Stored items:
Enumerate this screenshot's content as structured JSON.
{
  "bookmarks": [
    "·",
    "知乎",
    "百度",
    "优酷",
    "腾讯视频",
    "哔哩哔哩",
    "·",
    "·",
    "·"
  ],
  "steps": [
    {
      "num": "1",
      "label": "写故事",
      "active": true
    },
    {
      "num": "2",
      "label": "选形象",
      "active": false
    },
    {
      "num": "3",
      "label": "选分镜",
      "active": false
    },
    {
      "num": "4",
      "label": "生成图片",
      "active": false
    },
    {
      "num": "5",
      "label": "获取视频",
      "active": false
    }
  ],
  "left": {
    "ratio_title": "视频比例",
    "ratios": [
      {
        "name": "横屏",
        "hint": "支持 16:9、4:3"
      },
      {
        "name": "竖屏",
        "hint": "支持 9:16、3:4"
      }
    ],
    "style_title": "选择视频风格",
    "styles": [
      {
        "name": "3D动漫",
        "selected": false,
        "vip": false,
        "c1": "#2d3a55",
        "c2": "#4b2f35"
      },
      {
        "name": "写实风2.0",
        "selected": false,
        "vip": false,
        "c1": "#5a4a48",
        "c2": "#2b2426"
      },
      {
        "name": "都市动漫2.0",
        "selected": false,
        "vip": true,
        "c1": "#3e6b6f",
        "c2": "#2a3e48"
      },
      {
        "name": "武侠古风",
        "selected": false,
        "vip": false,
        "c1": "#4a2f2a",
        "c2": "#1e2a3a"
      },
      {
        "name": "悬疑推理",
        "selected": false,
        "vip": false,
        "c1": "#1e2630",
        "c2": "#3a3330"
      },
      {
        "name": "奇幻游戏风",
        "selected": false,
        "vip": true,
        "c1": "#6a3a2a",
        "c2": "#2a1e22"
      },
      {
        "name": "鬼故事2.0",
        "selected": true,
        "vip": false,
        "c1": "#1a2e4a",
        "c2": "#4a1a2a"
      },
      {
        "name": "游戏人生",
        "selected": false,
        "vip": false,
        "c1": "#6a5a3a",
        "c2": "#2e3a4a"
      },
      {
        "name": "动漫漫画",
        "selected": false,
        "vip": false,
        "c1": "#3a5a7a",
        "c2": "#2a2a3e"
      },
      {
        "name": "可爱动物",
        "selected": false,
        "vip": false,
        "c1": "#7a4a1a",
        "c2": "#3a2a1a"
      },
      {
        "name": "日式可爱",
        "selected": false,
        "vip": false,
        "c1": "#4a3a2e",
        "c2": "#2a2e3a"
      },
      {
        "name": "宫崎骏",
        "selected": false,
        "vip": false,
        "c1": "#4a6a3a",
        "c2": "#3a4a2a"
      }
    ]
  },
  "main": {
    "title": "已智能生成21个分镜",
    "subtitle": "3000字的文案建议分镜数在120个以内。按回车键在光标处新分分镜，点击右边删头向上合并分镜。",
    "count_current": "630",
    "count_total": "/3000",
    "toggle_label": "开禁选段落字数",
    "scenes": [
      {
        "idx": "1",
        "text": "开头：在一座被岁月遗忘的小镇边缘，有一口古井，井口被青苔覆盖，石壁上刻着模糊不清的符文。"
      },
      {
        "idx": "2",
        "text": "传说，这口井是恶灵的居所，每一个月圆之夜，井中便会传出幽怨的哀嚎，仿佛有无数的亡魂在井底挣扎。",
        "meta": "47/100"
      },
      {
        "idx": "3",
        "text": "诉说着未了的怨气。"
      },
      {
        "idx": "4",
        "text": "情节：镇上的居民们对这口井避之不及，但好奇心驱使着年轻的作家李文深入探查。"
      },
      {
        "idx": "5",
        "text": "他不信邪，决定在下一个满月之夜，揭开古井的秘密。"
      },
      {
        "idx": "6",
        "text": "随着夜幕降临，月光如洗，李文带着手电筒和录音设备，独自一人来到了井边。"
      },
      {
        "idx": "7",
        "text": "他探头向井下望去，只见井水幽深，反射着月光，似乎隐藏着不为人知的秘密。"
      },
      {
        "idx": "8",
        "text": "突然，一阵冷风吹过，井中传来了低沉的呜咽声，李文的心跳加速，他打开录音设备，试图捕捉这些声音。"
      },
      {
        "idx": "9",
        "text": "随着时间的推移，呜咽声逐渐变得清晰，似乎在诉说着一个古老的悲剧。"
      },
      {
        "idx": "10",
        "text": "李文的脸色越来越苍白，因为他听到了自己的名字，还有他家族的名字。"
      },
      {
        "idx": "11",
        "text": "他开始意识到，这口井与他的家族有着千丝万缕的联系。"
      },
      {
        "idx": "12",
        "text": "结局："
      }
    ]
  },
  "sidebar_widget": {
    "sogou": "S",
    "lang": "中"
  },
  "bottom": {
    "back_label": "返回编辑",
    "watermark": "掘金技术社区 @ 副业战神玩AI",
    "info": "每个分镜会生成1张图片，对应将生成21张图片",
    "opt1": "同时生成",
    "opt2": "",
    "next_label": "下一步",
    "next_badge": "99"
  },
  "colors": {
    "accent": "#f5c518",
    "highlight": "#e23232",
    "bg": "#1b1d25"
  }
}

▶ **WHAT IS ASKED**:
Extract from the data every line where "true" shows up.

▶ **ANSWER BELOW**:
      "active": true
        "vip": true,
        "vip": true,
        "selected": true,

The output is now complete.